• [Brief A]: In the book reviews below, what did the writer do to The Book of Ruth after finishing it?
• [Brief B]: Write the next part of the book reviews below, starting after their last sentence.

Candlefox

Not ready to give up here yet, so it's just going to be where I catalog books I read and own.  Love/hate relationship with goodreads     

The Lovely Bones - Alice Sebold

I'm not quite sure I understand all the hype about this book.  My issue is not with the book's horrendous events, but with it's sloppy and trite writing.  The movie is equally disappointing with the exception of Stanley Tucci and Susan Sarandon, but still felt like a tampon commercial.  What may be saddest about the book is that it is included on summer reading lists for some local high schools.  Because poor writing needs to be encouraged. 

The Winters in Bloom - Lisa Tucker

Terrible.  Absolutely terrible and really disappointing.  The writing was sloppy and disjointed.  The entire book was telling what happened and never showing.  A page turner this was not and I have no idea why I finished this instead of pulling the bookmark after 100 pages.  An excellent idea for a novel that could have been great had it been in the hands of a more capable writer.  This is up there with stinkers like My Sister's Keeper and The Time Traveler's Wife.  Definitely not recommended.

Anna Karenina - Amy Mandelker, Constance Garnett, Leo Tolstoy

If hating this "classic" means my taste in books is terrible, I'm okay with that.  These were 800+ of the most boring pages I've ever turned and I'm still a little mad at myself for not pulling the bookmark after 50 pages.

The big "O" logo on the cover should have deterred me since Oprah is indeed the devil herself, especially after she trapped me in Chicago during her Oprahpalooza.  Those 3 hours spent in hellish traffic combined with my time wasted reading this monstrosity are hours wasted and make me want to kick things.

The Book of Ruth - Jane Hamilton

Hated this so much, and not because of its dark subject matter.  After finishing this book I ripped each and every page out and shredded the entire book.  That was the only part of reading this that was enjoyable.  Like the previous Hamilton book I read, When Madeline Was Young, this too bored me to sleep.

What I learned from The Book of Ruth: Jane Hamilton cannot write an interesting story to save her life, and that I should have pulled the bookmark out after 20 pages.  And there was a reason why the used book store bad a boatload of copies of this that they were practically giving away.

The Distant Hours - Kate Morton

I think I deserve a prize for reading this behemoth of a book.  Oh wait, the prize is moving on to another book that couldn't possibly be as unpleasant to read as The Distant Hours.  The idea for the book sounded fantastic- an old almost forgotten castle, some spinsters, a letter previously lost in time, and some familial secrets.  My problem with this book is that it was slow to get going, nothing really drew me in and made me want to keep reading.  The characters felt flat and never ingrained themselves into my mind, even with an awesome name like Juniper.  The highlight for me was the story about the Mud Man in the prologue, and the rest of the nearly 700 pages was a chore to finish.  Overall the book felt unnecessarily long and sloppy.  Based on the other reviews, I'm obviously in the minority for despising this book.  If architectural details get you all hot and bothered, this is the book for you.  Otherwise, skip it no matter how pretty the cover looks.

• [Data listing]:
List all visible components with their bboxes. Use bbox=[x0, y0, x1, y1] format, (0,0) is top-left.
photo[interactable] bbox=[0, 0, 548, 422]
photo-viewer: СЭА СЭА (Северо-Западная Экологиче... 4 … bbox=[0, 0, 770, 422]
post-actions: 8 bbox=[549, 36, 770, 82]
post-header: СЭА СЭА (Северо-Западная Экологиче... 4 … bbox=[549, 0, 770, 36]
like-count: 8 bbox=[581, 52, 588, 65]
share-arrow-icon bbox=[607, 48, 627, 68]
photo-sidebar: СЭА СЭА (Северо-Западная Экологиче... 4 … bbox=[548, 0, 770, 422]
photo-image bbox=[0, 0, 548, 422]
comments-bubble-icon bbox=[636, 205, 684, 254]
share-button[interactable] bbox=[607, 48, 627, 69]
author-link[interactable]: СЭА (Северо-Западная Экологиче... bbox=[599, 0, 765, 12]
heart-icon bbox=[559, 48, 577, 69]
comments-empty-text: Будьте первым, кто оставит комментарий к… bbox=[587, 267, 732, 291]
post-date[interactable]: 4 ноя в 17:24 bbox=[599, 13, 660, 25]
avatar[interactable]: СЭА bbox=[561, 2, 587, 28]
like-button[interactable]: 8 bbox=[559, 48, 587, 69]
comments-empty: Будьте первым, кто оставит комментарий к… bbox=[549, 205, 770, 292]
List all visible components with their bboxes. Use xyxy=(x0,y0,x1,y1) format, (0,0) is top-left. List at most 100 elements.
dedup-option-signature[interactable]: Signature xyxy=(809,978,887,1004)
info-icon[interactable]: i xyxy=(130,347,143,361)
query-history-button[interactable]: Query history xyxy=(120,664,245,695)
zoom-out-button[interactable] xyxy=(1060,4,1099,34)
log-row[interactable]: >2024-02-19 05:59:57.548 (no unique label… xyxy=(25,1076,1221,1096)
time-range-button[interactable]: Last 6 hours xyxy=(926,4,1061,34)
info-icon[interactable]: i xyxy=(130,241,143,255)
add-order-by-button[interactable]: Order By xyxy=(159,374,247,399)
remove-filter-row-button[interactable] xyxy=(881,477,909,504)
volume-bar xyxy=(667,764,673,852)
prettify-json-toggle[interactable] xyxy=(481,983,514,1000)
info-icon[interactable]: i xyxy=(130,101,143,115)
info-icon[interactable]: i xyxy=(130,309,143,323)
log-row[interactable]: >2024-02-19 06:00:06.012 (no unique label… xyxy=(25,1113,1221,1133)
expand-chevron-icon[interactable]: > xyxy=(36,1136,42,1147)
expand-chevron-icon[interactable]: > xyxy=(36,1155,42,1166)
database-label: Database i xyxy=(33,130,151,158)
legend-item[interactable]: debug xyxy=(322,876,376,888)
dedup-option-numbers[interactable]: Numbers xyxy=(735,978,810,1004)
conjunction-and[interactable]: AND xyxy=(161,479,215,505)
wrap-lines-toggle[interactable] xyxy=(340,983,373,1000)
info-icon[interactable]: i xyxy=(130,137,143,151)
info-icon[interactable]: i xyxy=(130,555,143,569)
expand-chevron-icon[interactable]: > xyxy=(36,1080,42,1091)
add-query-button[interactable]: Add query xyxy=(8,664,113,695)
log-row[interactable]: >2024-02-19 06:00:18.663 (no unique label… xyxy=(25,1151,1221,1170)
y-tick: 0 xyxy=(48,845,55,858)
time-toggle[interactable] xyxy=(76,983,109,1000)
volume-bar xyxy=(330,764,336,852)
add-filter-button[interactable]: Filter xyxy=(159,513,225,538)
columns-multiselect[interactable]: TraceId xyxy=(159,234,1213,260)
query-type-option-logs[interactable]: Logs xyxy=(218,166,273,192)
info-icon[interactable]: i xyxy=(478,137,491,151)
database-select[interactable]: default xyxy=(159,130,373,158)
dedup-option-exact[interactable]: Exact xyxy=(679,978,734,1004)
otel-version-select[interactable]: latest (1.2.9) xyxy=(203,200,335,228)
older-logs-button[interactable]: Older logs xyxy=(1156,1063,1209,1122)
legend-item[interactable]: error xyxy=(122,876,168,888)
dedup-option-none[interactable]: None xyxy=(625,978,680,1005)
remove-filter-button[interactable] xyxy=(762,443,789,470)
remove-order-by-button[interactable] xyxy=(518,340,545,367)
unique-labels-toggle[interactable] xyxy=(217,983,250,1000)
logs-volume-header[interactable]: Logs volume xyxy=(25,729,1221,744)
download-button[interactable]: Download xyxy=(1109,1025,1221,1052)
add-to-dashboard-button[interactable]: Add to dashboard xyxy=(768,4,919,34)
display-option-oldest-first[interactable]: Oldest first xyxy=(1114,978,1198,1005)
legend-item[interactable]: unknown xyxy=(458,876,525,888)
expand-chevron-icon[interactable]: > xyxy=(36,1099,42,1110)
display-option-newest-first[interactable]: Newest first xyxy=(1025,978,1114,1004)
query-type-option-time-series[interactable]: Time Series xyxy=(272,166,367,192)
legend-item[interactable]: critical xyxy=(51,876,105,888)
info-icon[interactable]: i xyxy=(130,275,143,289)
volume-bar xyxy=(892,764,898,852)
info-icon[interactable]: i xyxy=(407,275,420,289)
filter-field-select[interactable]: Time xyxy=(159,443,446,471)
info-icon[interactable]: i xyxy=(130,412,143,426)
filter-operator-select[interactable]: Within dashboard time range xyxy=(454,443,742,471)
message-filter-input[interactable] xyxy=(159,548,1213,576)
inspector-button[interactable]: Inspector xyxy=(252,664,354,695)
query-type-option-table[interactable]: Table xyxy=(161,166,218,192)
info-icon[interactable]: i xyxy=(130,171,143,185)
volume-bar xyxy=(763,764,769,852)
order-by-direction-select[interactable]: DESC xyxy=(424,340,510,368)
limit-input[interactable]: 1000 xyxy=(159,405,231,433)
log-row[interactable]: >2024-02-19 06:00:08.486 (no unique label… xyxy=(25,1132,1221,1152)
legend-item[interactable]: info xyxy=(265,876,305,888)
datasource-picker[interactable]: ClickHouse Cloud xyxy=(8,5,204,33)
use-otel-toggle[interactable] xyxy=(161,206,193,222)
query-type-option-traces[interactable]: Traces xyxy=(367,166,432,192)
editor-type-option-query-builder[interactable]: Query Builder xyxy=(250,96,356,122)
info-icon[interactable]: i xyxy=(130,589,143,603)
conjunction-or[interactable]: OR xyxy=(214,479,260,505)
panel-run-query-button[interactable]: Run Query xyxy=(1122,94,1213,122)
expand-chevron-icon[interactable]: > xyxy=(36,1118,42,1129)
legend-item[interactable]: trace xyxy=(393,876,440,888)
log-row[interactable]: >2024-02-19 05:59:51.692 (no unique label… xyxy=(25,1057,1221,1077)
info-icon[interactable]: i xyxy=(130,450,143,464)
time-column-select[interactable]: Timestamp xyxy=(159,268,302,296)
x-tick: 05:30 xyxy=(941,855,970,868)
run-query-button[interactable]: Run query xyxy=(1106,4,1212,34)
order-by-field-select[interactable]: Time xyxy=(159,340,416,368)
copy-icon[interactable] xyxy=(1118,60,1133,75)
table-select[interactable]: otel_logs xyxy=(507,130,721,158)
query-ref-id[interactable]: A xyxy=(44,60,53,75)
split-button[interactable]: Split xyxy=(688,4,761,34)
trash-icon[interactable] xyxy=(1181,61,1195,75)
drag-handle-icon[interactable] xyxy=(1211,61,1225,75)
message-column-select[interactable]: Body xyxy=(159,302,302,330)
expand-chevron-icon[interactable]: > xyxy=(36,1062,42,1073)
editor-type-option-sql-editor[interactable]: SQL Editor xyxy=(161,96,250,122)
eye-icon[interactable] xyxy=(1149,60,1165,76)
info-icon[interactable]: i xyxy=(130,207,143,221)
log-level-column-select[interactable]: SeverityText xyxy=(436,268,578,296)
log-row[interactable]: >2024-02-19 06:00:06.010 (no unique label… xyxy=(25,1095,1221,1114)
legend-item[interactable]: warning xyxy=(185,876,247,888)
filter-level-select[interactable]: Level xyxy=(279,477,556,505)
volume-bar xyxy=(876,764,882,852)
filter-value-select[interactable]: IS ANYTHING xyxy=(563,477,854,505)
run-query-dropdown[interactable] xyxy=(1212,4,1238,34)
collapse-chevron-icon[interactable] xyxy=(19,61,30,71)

• [Written response A]: The writer ripped out every page and shredded the entire book.

• [Written response B]:
Fat Kid Rules the World - K.L. Going

How this book won a Printz award is beyond me.  It was poorly written and I guessed the ending after 20 pages.  Troy Billings is a fat kid who wants to commit suicide by jumping in front of a train because apparently at 6'1" and 300 pounds he's too fat to do anything.  Curt is a semi-homeless, skinny drug addict guitar god kid who sees Troy in the subway and saves his life.  Naturally these 2 become friends and Curt wants Troy to play drums in a punk band.  The rest of the book is filled with unrealistic fat kid stereotypes and constant mentions of said fatness. 

Call Me by Your Name - André Aciman

If there were a musical equivalent to this self indulgent dreck, it would be any of the Tori Amos offerings after The Beekeeper.  There were a few paragraphs that were really pretty but overall this was terribly flat.  Characters didn't seem real, especially the teenage narrator who apparently must not be teeming with hormones like others his age.  Let's not overlook the fact that nothing really happens in the book.  It takes forever and a day for Elio and Oliver to get together.  This was nearly 300 pages of people sitting around drinking Grappa and eating fruit.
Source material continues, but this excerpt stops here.